__A run of records__:
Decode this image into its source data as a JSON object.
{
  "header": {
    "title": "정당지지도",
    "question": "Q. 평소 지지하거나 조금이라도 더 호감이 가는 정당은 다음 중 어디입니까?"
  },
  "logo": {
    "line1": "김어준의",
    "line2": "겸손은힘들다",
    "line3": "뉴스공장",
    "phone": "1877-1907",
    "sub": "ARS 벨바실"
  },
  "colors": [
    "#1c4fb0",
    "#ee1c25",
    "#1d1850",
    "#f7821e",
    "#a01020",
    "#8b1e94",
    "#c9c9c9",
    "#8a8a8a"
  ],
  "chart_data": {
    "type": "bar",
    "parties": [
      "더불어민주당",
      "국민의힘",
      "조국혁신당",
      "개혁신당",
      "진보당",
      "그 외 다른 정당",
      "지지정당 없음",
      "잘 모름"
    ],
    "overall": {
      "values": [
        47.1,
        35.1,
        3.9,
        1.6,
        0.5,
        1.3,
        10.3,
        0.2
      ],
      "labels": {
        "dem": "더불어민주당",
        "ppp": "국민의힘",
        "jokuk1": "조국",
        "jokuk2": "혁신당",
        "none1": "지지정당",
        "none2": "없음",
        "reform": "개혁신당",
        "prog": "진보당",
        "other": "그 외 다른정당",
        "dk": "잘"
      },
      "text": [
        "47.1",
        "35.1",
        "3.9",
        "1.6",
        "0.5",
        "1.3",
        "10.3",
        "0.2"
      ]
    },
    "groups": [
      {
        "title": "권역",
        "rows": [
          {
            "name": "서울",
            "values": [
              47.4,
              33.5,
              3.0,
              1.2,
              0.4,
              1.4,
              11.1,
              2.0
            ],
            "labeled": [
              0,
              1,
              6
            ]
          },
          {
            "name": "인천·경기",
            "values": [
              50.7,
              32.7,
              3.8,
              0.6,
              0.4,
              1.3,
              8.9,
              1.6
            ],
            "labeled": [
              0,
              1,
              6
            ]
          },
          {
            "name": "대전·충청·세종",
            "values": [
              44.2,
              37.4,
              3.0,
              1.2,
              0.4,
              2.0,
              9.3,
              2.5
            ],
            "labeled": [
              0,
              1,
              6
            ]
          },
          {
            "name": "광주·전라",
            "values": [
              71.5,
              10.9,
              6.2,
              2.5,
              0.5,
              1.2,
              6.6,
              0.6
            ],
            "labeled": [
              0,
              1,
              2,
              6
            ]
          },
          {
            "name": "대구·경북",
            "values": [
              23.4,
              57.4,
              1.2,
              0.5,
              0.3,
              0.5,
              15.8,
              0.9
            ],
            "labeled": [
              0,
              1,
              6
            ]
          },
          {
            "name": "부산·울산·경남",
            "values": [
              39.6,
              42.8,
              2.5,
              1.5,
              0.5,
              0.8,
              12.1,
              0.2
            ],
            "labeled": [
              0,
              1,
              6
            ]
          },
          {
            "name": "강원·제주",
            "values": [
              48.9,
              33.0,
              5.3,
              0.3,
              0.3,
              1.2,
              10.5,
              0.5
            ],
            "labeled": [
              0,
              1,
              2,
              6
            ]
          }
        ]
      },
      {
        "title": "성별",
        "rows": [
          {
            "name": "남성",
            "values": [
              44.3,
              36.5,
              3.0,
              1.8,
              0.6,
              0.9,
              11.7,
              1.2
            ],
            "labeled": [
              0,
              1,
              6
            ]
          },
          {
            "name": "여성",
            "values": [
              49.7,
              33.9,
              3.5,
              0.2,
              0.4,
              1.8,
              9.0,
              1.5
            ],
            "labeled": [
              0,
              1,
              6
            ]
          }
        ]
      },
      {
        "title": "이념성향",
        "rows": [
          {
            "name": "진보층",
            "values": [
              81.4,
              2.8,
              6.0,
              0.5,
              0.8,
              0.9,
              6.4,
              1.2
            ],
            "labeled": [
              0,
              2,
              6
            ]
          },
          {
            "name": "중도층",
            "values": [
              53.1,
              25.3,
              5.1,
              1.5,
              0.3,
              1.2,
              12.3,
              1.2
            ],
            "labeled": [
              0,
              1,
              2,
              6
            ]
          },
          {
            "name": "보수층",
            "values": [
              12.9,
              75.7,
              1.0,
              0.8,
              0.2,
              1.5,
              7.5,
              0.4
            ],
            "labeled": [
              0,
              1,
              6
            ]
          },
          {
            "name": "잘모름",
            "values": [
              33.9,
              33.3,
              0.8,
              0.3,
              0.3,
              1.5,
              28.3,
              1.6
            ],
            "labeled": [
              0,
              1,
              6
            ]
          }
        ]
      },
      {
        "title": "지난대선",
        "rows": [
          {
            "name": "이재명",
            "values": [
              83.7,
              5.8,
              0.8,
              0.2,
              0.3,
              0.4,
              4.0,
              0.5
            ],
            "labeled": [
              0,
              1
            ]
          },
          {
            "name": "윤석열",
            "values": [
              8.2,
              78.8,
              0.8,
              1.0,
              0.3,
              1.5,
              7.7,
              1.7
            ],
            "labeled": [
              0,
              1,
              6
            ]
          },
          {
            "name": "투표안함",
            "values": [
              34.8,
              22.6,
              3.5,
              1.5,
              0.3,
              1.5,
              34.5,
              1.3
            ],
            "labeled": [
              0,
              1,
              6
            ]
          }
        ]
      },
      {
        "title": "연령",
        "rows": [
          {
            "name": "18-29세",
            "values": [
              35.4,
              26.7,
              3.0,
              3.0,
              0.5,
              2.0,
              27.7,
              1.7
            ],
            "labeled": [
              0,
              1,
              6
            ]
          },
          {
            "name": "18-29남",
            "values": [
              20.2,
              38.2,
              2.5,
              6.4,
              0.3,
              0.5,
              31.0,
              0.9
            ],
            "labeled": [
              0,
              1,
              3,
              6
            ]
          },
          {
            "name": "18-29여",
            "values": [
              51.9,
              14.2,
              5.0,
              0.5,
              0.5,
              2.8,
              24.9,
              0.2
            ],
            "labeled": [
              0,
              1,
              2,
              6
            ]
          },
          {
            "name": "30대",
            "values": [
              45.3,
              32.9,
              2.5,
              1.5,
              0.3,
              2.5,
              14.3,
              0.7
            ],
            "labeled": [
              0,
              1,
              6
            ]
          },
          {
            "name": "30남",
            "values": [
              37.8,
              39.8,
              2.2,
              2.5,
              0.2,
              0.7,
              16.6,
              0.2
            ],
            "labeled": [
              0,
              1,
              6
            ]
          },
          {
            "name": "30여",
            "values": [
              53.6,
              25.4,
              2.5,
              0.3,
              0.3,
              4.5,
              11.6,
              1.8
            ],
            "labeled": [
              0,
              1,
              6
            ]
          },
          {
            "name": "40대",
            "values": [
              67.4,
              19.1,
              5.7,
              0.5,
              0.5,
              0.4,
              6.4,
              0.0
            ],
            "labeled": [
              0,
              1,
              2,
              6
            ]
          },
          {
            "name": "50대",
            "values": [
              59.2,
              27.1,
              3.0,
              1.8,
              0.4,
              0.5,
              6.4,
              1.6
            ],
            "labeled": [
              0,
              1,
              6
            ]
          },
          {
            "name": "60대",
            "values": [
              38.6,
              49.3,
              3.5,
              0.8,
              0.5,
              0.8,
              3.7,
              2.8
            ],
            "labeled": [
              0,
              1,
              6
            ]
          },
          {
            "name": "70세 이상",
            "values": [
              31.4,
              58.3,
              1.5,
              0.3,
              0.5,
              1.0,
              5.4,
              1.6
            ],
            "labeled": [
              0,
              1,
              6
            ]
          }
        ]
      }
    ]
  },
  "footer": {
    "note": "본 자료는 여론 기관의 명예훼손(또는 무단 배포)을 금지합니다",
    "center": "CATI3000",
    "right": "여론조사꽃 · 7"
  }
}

__Instruction__: Output an exact copy of each record.

__Worked answer__:
Decode this image into its source data as a JSON object.
{
  "header": {
    "title": "정당지지도",
    "question": "Q. 평소 지지하거나 조금이라도 더 호감이 가는 정당은 다음 중 어디입니까?"
  },
  "logo": {
    "line1": "김어준의",
    "line2": "겸손은힘들다",
    "line3": "뉴스공장",
    "phone": "1877-1907",
    "sub": "ARS 벨바실"
  },
  "colors": [
    "#1c4fb0",
    "#ee1c25",
    "#1d1850",
    "#f7821e",
    "#a01020",
    "#8b1e94",
    "#c9c9c9",
    "#8a8a8a"
  ],
  "chart_data": {
    "type": "bar",
    "parties": [
      "더불어민주당",
      "국민의힘",
      "조국혁신당",
      "개혁신당",
      "진보당",
      "그 외 다른 정당",
      "지지정당 없음",
      "잘 모름"
    ],
    "overall": {
      "values": [
        47.1,
        35.1,
        3.9,
        1.6,
        0.5,
        1.3,
        10.3,
        0.2
      ],
      "labels": {
        "dem": "더불어민주당",
        "ppp": "국민의힘",
        "jokuk1": "조국",
        "jokuk2": "혁신당",
        "none1": "지지정당",
        "none2": "없음",
        "reform": "개혁신당",
        "prog": "진보당",
        "other": "그 외 다른정당",
        "dk": "잘"
      },
      "text": [
        "47.1",
        "35.1",
        "3.9",
        "1.6",
        "0.5",
        "1.3",
        "10.3",
        "0.2"
      ]
    },
    "groups": [
      {
        "title": "권역",
        "rows": [
          {
            "name": "서울",
            "values": [
              47.4,
              33.5,
              3.0,
              1.2,
              0.4,
              1.4,
              11.1,
              2.0
            ],
            "labeled": [
              0,
              1,
              6
            ]
          },
          {
            "name": "인천·경기",
            "values": [
              50.7,
              32.7,
              3.8,
              0.6,
              0.4,
              1.3,
              8.9,
              1.6
            ],
            "labeled": [
              0,
              1,
              6
            ]
          },
          {
            "name": "대전·충청·세종",
            "values": [
              44.2,
              37.4,
              3.0,
              1.2,
              0.4,
              2.0,
              9.3,
              2.5
            ],
            "labeled": [
              0,
              1,
              6
            ]
          },
          {
            "name": "광주·전라",
            "values": [
              71.5,
              10.9,
              6.2,
              2.5,
              0.5,
              1.2,
              6.6,
              0.6
            ],
            "labeled": [
              0,
              1,
              2,
              6
            ]
          },
          {
            "name": "대구·경북",
            "values": [
              23.4,
              57.4,
              1.2,
              0.5,
              0.3,
              0.5,
              15.8,
              0.9
            ],
            "labeled": [
              0,
              1,
              6
            ]
          },
          {
            "name": "부산·울산·경남",
            "values": [
              39.6,
              42.8,
              2.5,
              1.5,
              0.5,
              0.8,
              12.1,
              0.2
            ],
            "labeled": [
              0,
              1,
              6
            ]
          },
          {
            "name": "강원·제주",
            "values": [
              48.9,
              33.0,
              5.3,
              0.3,
              0.3,
              1.2,
              10.5,
              0.5
            ],
            "labeled": [
              0,
              1,
              2,
              6
            ]
          }
        ]
      },
      {
        "title": "성별",
        "rows": [
          {
            "name": "남성",
            "values": [
              44.3,
              36.5,
              3.0,
              1.8,
              0.6,
              0.9,
              11.7,
              1.2
            ],
            "labeled": [
              0,
              1,
              6
            ]
          },
          {
            "name": "여성",
            "values": [
              49.7,
              33.9,
              3.5,
              0.2,
              0.4,
              1.8,
              9.0,
              1.5
            ],
            "labeled": [
              0,
              1,
              6
            ]
          }
        ]
      },
      {
        "title": "이념성향",
        "rows": [
          {
            "name": "진보층",
            "values": [
              81.4,
              2.8,
              6.0,
              0.5,
              0.8,
              0.9,
              6.4,
              1.2
            ],
            "labeled": [
              0,
              2,
              6
            ]
          },
          {
            "name": "중도층",
            "values": [
              53.1,
              25.3,
              5.1,
              1.5,
              0.3,
              1.2,
              12.3,
              1.2
            ],
            "labeled": [
              0,
              1,
              2,
              6
            ]
          },
          {
            "name": "보수층",
            "values": [
              12.9,
              75.7,
              1.0,
              0.8,
              0.2,
              1.5,
              7.5,
              0.4
            ],
            "labeled": [
              0,
              1,
              6
            ]
          },
          {
            "name": "잘모름",
            "values": [
              33.9,
              33.3,
              0.8,
              0.3,
              0.3,
              1.5,
              28.3,
              1.6
            ],
            "labeled": [
              0,
              1,
              6
            ]
          }
        ]
      },
      {
        "title": "지난대선",
        "rows": [
          {
            "name": "이재명",
            "values": [
              83.7,
              5.8,
              0.8,
              0.2,
              0.3,
              0.4,
              4.0,
              0.5
            ],
            "labeled": [
              0,
              1
            ]
          },
          {
            "name": "윤석열",
            "values": [
              8.2,
              78.8,
              0.8,
              1.0,
              0.3,
              1.5,
              7.7,
              1.7
            ],
            "labeled": [
              0,
              1,
              6
            ]
          },
          {
            "name": "투표안함",
            "values": [
              34.8,
              22.6,
              3.5,
              1.5,
              0.3,
              1.5,
              34.5,
              1.3
            ],
            "labeled": [
              0,
              1,
              6
            ]
          }
        ]
      },
      {
        "title": "연령",
        "rows": [
          {
            "name": "18-29세",
            "values": [
              35.4,
              26.7,
              3.0,
              3.0,
              0.5,
              2.0,
              27.7,
              1.7
            ],
            "labeled": [
              0,
              1,
              6
            ]
          },
          {
            "name": "18-29남",
            "values": [
              20.2,
              38.2,
              2.5,
              6.4,
              0.3,
              0.5,
              31.0,
              0.9
            ],
            "labeled": [
              0,
              1,
              3,
              6
            ]
          },
          {
            "name": "18-29여",
            "values": [
              51.9,
              14.2,
              5.0,
              0.5,
              0.5,
              2.8,
              24.9,
              0.2
            ],
            "labeled": [
              0,
              1,
              2,
              6
            ]
          },
          {
            "name": "30대",
            "values": [
              45.3,
              32.9,
              2.5,
              1.5,
              0.3,
              2.5,
              14.3,
              0.7
            ],
            "labeled": [
              0,
              1,
              6
            ]
          },
          {
            "name": "30남",
            "values": [
              37.8,
              39.8,
              2.2,
              2.5,
              0.2,
              0.7,
              16.6,
              0.2
            ],
            "labeled": [
              0,
              1,
              6
            ]
          },
          {
            "name": "30여",
            "values": [
              53.6,
              25.4,
              2.5,
              0.3,
              0.3,
              4.5,
              11.6,
              1.8
            ],
            "labeled": [
              0,
              1,
              6
            ]
          },
          {
            "name": "40대",
            "values": [
              67.4,
              19.1,
              5.7,
              0.5,
              0.5,
              0.4,
              6.4,
              0.0
            ],
            "labeled": [
              0,
              1,
              2,
              6
            ]
          },
          {
            "name": "50대",
            "values": [
              59.2,
              27.1,
              3.0,
              1.8,
              0.4,
              0.5,
              6.4,
              1.6
            ],
            "labeled": [
              0,
              1,
              6
            ]
          },
          {
            "name": "60대",
            "values": [
              38.6,
              49.3,
              3.5,
              0.8,
              0.5,
              0.8,
              3.7,
              2.8
            ],
            "labeled": [
              0,
              1,
              6
            ]
          },
          {
            "name": "70세 이상",
            "values": [
              31.4,
              58.3,
              1.5,
              0.3,
              0.5,
              1.0,
              5.4,
              1.6
            ],
            "labeled": [
              0,
              1,
              6
            ]
          }
        ]
      }
    ]
  },
  "footer": {
    "note": "본 자료는 여론 기관의 명예훼손(또는 무단 배포)을 금지합니다",
    "center": "CATI3000",
    "right": "여론조사꽃 · 7"
  }
}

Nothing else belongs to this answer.